● **Written exercise**
Keep the pictures out of the copy and repeat the records exactly.

● **Material provided**
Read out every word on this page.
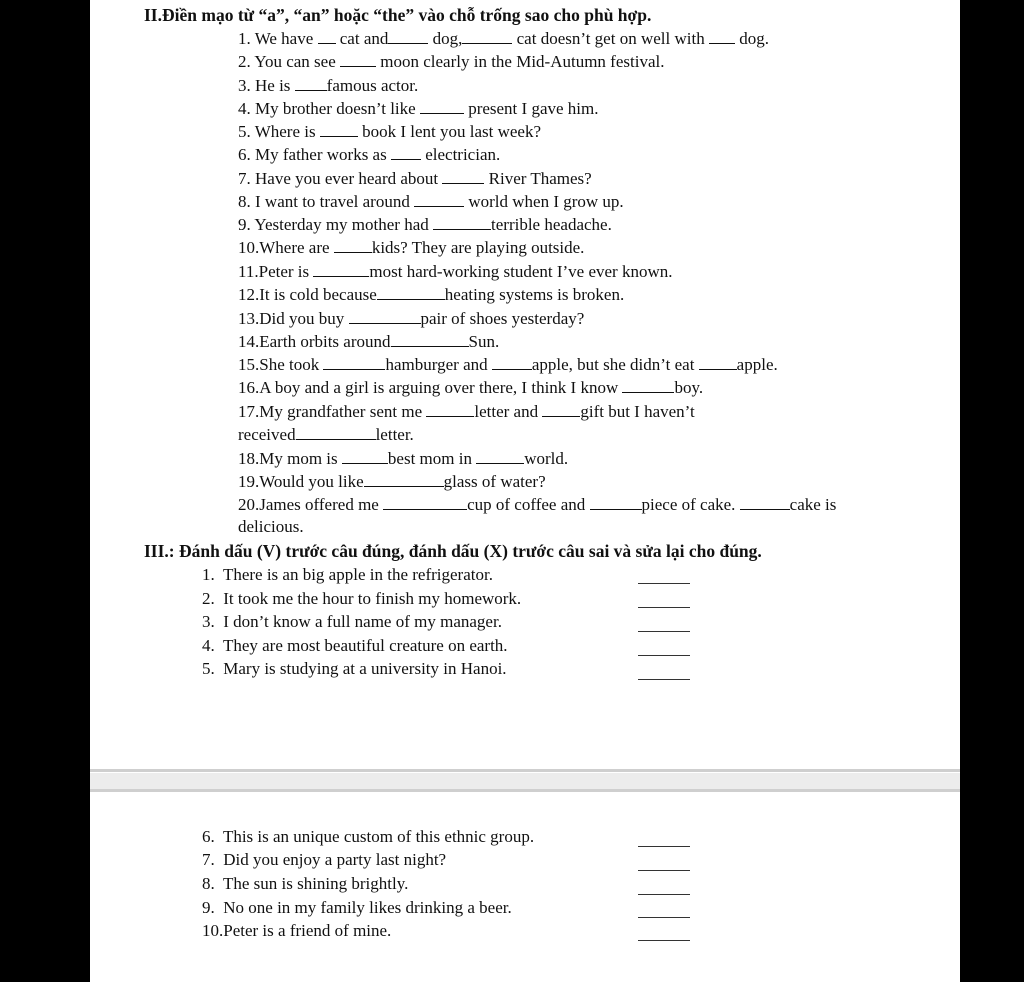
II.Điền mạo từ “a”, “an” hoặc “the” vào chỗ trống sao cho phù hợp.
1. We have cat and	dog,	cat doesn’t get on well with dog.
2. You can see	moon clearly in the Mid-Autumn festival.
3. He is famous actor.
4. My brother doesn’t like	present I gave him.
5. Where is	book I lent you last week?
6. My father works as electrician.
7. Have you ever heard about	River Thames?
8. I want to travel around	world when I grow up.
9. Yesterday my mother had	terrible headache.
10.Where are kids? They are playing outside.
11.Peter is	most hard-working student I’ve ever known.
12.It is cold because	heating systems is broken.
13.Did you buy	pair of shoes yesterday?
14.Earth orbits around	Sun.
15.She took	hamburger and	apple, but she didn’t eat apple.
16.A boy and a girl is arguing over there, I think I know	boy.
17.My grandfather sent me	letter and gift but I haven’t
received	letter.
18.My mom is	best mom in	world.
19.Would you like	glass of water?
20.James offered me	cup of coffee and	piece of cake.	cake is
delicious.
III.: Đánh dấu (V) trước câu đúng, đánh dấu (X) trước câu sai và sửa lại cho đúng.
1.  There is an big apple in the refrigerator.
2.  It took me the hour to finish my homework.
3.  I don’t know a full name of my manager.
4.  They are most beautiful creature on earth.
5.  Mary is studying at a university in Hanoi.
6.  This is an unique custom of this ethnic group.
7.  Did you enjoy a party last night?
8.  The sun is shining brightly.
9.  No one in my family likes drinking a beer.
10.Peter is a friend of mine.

● **The reply**
Read out every word on this page.
II.Điền mạo từ “a”, “an” hoặc “the” vào chỗ trống sao cho phù hợp.
1. We have cat and	dog,	cat doesn’t get on well with dog.
2. You can see	moon clearly in the Mid-Autumn festival.
3. He is famous actor.
4. My brother doesn’t like	present I gave him.
5. Where is	book I lent you last week?
6. My father works as electrician.
7. Have you ever heard about	River Thames?
8. I want to travel around	world when I grow up.
9. Yesterday my mother had	terrible headache.
10.Where are kids? They are playing outside.
11.Peter is	most hard-working student I’ve ever known.
12.It is cold because	heating systems is broken.
13.Did you buy	pair of shoes yesterday?
14.Earth orbits around	Sun.
15.She took	hamburger and	apple, but she didn’t eat apple.
16.A boy and a girl is arguing over there, I think I know	boy.
17.My grandfather sent me	letter and gift but I haven’t
received	letter.
18.My mom is	best mom in	world.
19.Would you like	glass of water?
20.James offered me	cup of coffee and	piece of cake.	cake is
delicious.
III.: Đánh dấu (V) trước câu đúng, đánh dấu (X) trước câu sai và sửa lại cho đúng.
1.  There is an big apple in the refrigerator.
2.  It took me the hour to finish my homework.
3.  I don’t know a full name of my manager.
4.  They are most beautiful creature on earth.
5.  Mary is studying at a university in Hanoi.
6.  This is an unique custom of this ethnic group.
7.  Did you enjoy a party last night?
8.  The sun is shining brightly.
9.  No one in my family likes drinking a beer.
10.Peter is a friend of mine.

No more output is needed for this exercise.